Stored data entries:

* * * * *

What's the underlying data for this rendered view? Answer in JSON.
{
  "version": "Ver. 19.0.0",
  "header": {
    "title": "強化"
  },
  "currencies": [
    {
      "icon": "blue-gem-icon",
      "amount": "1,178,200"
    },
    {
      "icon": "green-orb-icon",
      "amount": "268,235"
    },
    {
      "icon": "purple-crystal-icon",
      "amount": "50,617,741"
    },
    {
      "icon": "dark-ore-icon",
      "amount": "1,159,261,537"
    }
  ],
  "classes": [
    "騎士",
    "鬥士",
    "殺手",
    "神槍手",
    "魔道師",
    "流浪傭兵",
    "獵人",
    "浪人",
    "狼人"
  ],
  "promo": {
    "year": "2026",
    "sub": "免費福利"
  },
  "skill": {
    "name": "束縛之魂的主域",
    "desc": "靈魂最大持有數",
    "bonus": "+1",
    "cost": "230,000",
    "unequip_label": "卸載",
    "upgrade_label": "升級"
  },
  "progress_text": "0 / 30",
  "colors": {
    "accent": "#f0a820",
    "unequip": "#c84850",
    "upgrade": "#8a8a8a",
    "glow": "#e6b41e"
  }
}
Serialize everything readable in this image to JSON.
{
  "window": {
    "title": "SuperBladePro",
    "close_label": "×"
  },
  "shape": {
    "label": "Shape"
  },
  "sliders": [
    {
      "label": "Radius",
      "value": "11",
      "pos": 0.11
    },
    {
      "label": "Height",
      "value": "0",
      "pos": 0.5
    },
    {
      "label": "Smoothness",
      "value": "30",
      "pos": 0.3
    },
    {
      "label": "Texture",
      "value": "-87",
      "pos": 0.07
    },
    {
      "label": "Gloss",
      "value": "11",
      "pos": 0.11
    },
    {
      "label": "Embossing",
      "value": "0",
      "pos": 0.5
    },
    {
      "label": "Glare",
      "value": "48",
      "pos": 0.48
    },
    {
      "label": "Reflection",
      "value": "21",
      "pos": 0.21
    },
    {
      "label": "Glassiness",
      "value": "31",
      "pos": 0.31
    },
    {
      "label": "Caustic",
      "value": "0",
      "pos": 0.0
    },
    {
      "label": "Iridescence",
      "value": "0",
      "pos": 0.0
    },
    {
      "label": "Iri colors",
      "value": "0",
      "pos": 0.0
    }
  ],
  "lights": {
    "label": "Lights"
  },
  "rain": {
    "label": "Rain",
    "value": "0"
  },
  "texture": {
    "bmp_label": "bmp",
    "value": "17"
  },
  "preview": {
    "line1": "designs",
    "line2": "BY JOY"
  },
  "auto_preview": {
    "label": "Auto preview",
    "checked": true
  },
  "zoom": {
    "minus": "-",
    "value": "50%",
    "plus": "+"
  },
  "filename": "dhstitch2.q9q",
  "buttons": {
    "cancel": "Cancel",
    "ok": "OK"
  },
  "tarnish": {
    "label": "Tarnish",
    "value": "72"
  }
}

* * * * *

SET PROBLEM: Extract the complete set of records unchanged.

WRITTEN RESPONSE:
What's the underlying data for this rendered view? Answer in JSON.
{
  "version": "Ver. 19.0.0",
  "header": {
    "title": "強化"
  },
  "currencies": [
    {
      "icon": "blue-gem-icon",
      "amount": "1,178,200"
    },
    {
      "icon": "green-orb-icon",
      "amount": "268,235"
    },
    {
      "icon": "purple-crystal-icon",
      "amount": "50,617,741"
    },
    {
      "icon": "dark-ore-icon",
      "amount": "1,159,261,537"
    }
  ],
  "classes": [
    "騎士",
    "鬥士",
    "殺手",
    "神槍手",
    "魔道師",
    "流浪傭兵",
    "獵人",
    "浪人",
    "狼人"
  ],
  "promo": {
    "year": "2026",
    "sub": "免費福利"
  },
  "skill": {
    "name": "束縛之魂的主域",
    "desc": "靈魂最大持有數",
    "bonus": "+1",
    "cost": "230,000",
    "unequip_label": "卸載",
    "upgrade_label": "升級"
  },
  "progress_text": "0 / 30",
  "colors": {
    "accent": "#f0a820",
    "unequip": "#c84850",
    "upgrade": "#8a8a8a",
    "glow": "#e6b41e"
  }
}
Serialize everything readable in this image to JSON.
{
  "window": {
    "title": "SuperBladePro",
    "close_label": "×"
  },
  "shape": {
    "label": "Shape"
  },
  "sliders": [
    {
      "label": "Radius",
      "value": "11",
      "pos": 0.11
    },
    {
      "label": "Height",
      "value": "0",
      "pos": 0.5
    },
    {
      "label": "Smoothness",
      "value": "30",
      "pos": 0.3
    },
    {
      "label": "Texture",
      "value": "-87",
      "pos": 0.07
    },
    {
      "label": "Gloss",
      "value": "11",
      "pos": 0.11
    },
    {
      "label": "Embossing",
      "value": "0",
      "pos": 0.5
    },
    {
      "label": "Glare",
      "value": "48",
      "pos": 0.48
    },
    {
      "label": "Reflection",
      "value": "21",
      "pos": 0.21
    },
    {
      "label": "Glassiness",
      "value": "31",
      "pos": 0.31
    },
    {
      "label": "Caustic",
      "value": "0",
      "pos": 0.0
    },
    {
      "label": "Iridescence",
      "value": "0",
      "pos": 0.0
    },
    {
      "label": "Iri colors",
      "value": "0",
      "pos": 0.0
    }
  ],
  "lights": {
    "label": "Lights"
  },
  "rain": {
    "label": "Rain",
    "value": "0"
  },
  "texture": {
    "bmp_label": "bmp",
    "value": "17"
  },
  "preview": {
    "line1": "designs",
    "line2": "BY JOY"
  },
  "auto_preview": {
    "label": "Auto preview",
    "checked": true
  },
  "zoom": {
    "minus": "-",
    "value": "50%",
    "plus": "+"
  },
  "filename": "dhstitch2.q9q",
  "buttons": {
    "cancel": "Cancel",
    "ok": "OK"
  },
  "tarnish": {
    "label": "Tarnish",
    "value": "72"
  }
}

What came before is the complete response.